▶ **Work to do**: Exact repetition is required: output every record in full.

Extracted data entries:
▬▬▬▬▬▬▬▬▬▬

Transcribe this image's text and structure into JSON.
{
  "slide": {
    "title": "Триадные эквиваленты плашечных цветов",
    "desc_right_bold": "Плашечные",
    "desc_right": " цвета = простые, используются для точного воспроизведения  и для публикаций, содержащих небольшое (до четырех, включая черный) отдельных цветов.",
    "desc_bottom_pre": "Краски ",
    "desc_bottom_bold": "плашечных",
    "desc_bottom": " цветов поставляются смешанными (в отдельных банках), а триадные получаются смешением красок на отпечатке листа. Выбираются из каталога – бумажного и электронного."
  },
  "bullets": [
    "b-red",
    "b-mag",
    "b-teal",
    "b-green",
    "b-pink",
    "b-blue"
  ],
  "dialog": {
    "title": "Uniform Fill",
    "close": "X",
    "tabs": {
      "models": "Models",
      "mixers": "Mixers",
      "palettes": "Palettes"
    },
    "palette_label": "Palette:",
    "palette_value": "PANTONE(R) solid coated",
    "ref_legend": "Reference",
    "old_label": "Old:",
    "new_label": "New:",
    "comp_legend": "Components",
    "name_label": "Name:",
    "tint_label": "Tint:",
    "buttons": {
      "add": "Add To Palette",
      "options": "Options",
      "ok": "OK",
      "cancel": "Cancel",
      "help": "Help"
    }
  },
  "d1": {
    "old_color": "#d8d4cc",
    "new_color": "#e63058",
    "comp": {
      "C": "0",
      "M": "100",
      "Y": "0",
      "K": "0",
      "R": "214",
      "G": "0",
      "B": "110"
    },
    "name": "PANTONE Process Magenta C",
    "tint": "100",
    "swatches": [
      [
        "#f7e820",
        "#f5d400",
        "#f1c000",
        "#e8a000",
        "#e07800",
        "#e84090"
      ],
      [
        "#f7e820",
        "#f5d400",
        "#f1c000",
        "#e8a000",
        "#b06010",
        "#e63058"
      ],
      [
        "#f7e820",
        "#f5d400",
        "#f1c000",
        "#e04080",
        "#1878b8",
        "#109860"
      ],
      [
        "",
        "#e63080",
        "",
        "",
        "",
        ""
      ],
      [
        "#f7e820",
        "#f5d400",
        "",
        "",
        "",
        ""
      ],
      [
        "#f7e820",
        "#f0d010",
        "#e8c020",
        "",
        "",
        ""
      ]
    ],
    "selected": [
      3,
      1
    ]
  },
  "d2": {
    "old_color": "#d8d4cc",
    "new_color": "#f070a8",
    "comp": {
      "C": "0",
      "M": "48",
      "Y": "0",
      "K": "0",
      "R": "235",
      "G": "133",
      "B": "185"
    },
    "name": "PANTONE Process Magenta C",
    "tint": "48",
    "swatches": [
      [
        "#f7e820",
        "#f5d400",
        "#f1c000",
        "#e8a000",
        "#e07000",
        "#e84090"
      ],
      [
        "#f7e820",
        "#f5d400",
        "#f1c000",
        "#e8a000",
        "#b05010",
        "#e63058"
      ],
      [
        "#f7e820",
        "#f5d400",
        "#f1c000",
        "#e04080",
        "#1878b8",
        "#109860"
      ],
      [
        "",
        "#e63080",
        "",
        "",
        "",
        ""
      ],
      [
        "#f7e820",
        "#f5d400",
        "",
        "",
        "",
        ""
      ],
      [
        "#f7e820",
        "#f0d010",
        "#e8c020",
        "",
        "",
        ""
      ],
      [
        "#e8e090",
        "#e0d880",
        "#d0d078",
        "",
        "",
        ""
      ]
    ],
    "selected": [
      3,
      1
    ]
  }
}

▬▬▬▬▬▬▬▬▬▬

▶ **Problem solution**:
Transcribe this image's text and structure into JSON.
{
  "slide": {
    "title": "Триадные эквиваленты плашечных цветов",
    "desc_right_bold": "Плашечные",
    "desc_right": " цвета = простые, используются для точного воспроизведения  и для публикаций, содержащих небольшое (до четырех, включая черный) отдельных цветов.",
    "desc_bottom_pre": "Краски ",
    "desc_bottom_bold": "плашечных",
    "desc_bottom": " цветов поставляются смешанными (в отдельных банках), а триадные получаются смешением красок на отпечатке листа. Выбираются из каталога – бумажного и электронного."
  },
  "bullets": [
    "b-red",
    "b-mag",
    "b-teal",
    "b-green",
    "b-pink",
    "b-blue"
  ],
  "dialog": {
    "title": "Uniform Fill",
    "close": "X",
    "tabs": {
      "models": "Models",
      "mixers": "Mixers",
      "palettes": "Palettes"
    },
    "palette_label": "Palette:",
    "palette_value": "PANTONE(R) solid coated",
    "ref_legend": "Reference",
    "old_label": "Old:",
    "new_label": "New:",
    "comp_legend": "Components",
    "name_label": "Name:",
    "tint_label": "Tint:",
    "buttons": {
      "add": "Add To Palette",
      "options": "Options",
      "ok": "OK",
      "cancel": "Cancel",
      "help": "Help"
    }
  },
  "d1": {
    "old_color": "#d8d4cc",
    "new_color": "#e63058",
    "comp": {
      "C": "0",
      "M": "100",
      "Y": "0",
      "K": "0",
      "R": "214",
      "G": "0",
      "B": "110"
    },
    "name": "PANTONE Process Magenta C",
    "tint": "100",
    "swatches": [
      [
        "#f7e820",
        "#f5d400",
        "#f1c000",
        "#e8a000",
        "#e07800",
        "#e84090"
      ],
      [
        "#f7e820",
        "#f5d400",
        "#f1c000",
        "#e8a000",
        "#b06010",
        "#e63058"
      ],
      [
        "#f7e820",
        "#f5d400",
        "#f1c000",
        "#e04080",
        "#1878b8",
        "#109860"
      ],
      [
        "",
        "#e63080",
        "",
        "",
        "",
        ""
      ],
      [
        "#f7e820",
        "#f5d400",
        "",
        "",
        "",
        ""
      ],
      [
        "#f7e820",
        "#f0d010",
        "#e8c020",
        "",
        "",
        ""
      ]
    ],
    "selected": [
      3,
      1
    ]
  },
  "d2": {
    "old_color": "#d8d4cc",
    "new_color": "#f070a8",
    "comp": {
      "C": "0",
      "M": "48",
      "Y": "0",
      "K": "0",
      "R": "235",
      "G": "133",
      "B": "185"
    },
    "name": "PANTONE Process Magenta C",
    "tint": "48",
    "swatches": [
      [
        "#f7e820",
        "#f5d400",
        "#f1c000",
        "#e8a000",
        "#e07000",
        "#e84090"
      ],
      [
        "#f7e820",
        "#f5d400",
        "#f1c000",
        "#e8a000",
        "#b05010",
        "#e63058"
      ],
      [
        "#f7e820",
        "#f5d400",
        "#f1c000",
        "#e04080",
        "#1878b8",
        "#109860"
      ],
      [
        "",
        "#e63080",
        "",
        "",
        "",
        ""
      ],
      [
        "#f7e820",
        "#f5d400",
        "",
        "",
        "",
        ""
      ],
      [
        "#f7e820",
        "#f0d010",
        "#e8c020",
        "",
        "",
        ""
      ],
      [
        "#e8e090",
        "#e0d880",
        "#d0d078",
        "",
        "",
        ""
      ]
    ],
    "selected": [
      3,
      1
    ]
  }
}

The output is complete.